Exercise set:
A: According to the exhibition review, why does the writer worry on seeing the words "socially engaged" at the start of an exhibition description?
B: Reproduce the exhibition review word for word, starting with "That’s not the" and going on through "and Chester respectively.".

Page text:
⁂
County Road, Prescot High Street and the Chester Rows are palpably different places. Those differences in architecture, culture and purpose are blatant, but for those who live and work there, they are equally important, and equally supportive communities.
I always worry when I see the words ‘socially engaged’ plastered to the opening lines of an exhibition description. Not because the represented communities aren’t worth knowing, but because the resulting shows are rarely a true reflection of the community or culture they seek to support. And, more often than not, they ignore the need to offer benefit to the community they work with.
That’s not the case at all in A Place of Own at Open Eye Gallery (with other outcomes dotted around the streets they were made in, for, and about). A Place of Our Own is strikingly clear in its focus on legacy, without being remotely formulaic.
Lucy Hunter, Tony Mallon and Suzanne St Clare have been actively working with each site for over a year, and each of these artists have long-standing personal connections to Anfield, Knowsley and Chester respectively.
⁂
Data excerpt:
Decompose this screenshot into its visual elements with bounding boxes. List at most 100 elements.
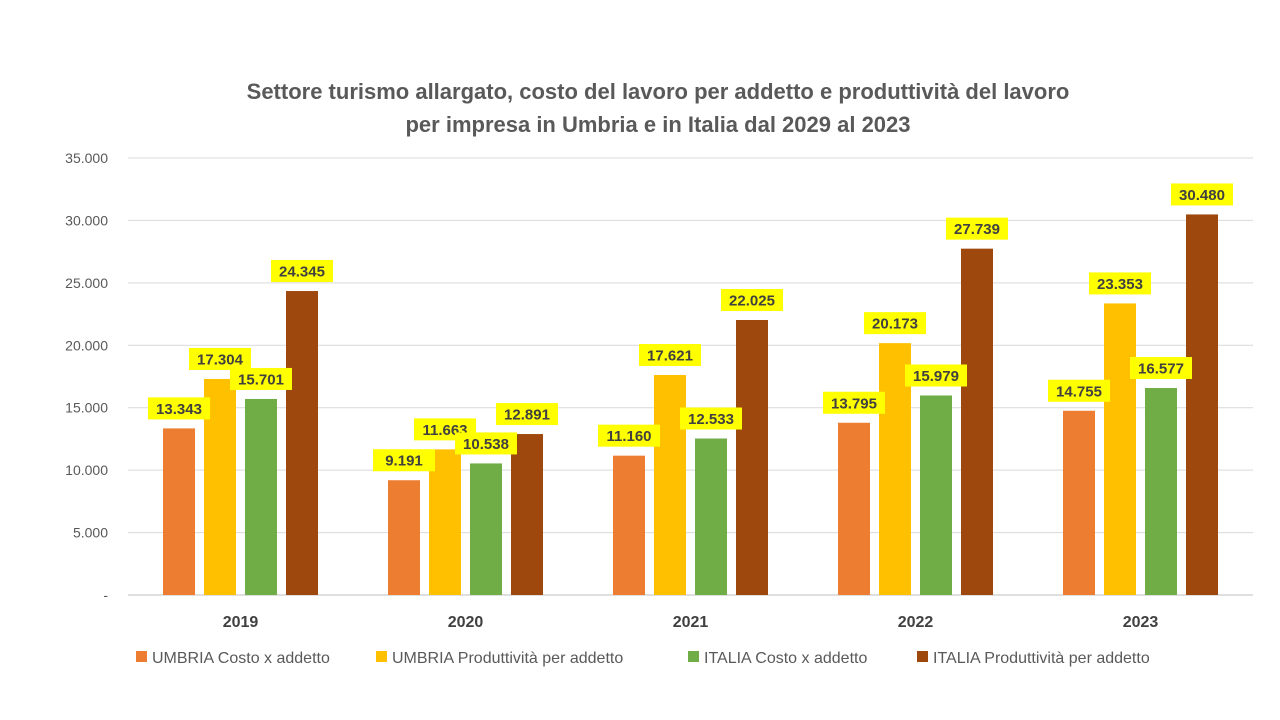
⁂
Solved tasks:
A: The writer doesn't doubt that the communities are worth knowing. The concern is that such shows rarely reflect the community or culture they aim to support, and more often than not they ignore the need to benefit the community they work with.

B:
That’s not the case at all in A Place of Own at Open Eye Gallery (with other outcomes dotted around the streets they were made in, for, and about). A Place of Our Own is strikingly clear in its focus on legacy, without being remotely formulaic.
Lucy Hunter, Tony Mallon and Suzanne St Clare have been actively working with each site for over a year, and each of these artists have long-standing personal connections to Anfield, Knowsley and Chester respectively.